— start of Input records —
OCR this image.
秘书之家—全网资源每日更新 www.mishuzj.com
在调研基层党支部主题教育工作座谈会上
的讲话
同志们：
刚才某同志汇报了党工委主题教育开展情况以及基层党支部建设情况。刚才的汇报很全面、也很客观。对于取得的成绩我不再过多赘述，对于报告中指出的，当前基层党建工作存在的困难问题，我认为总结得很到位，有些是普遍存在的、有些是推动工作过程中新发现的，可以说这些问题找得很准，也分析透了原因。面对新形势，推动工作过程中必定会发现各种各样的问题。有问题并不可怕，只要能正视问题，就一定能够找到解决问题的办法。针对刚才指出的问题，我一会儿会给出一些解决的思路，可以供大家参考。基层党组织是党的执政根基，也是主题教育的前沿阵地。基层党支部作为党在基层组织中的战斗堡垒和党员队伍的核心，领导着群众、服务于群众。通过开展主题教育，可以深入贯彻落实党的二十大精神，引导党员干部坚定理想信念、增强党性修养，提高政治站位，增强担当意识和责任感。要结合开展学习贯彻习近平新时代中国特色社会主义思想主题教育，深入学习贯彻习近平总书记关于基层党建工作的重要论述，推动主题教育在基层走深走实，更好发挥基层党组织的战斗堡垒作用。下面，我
— end of Input records —
## Directive:
Repeat the preceding lines exactly, please, every one of them.

## Result of the task:
OCR this image.
秘书之家—全网资源每日更新 www.mishuzj.com
在调研基层党支部主题教育工作座谈会上
的讲话
同志们：
刚才某同志汇报了党工委主题教育开展情况以及基层党支部建设情况。刚才的汇报很全面、也很客观。对于取得的成绩我不再过多赘述，对于报告中指出的，当前基层党建工作存在的困难问题，我认为总结得很到位，有些是普遍存在的、有些是推动工作过程中新发现的，可以说这些问题找得很准，也分析透了原因。面对新形势，推动工作过程中必定会发现各种各样的问题。有问题并不可怕，只要能正视问题，就一定能够找到解决问题的办法。针对刚才指出的问题，我一会儿会给出一些解决的思路，可以供大家参考。基层党组织是党的执政根基，也是主题教育的前沿阵地。基层党支部作为党在基层组织中的战斗堡垒和党员队伍的核心，领导着群众、服务于群众。通过开展主题教育，可以深入贯彻落实党的二十大精神，引导党员干部坚定理想信念、增强党性修养，提高政治站位，增强担当意识和责任感。要结合开展学习贯彻习近平新时代中国特色社会主义思想主题教育，深入学习贯彻习近平总书记关于基层党建工作的重要论述，推动主题教育在基层走深走实，更好发挥基层党组织的战斗堡垒作用。下面，我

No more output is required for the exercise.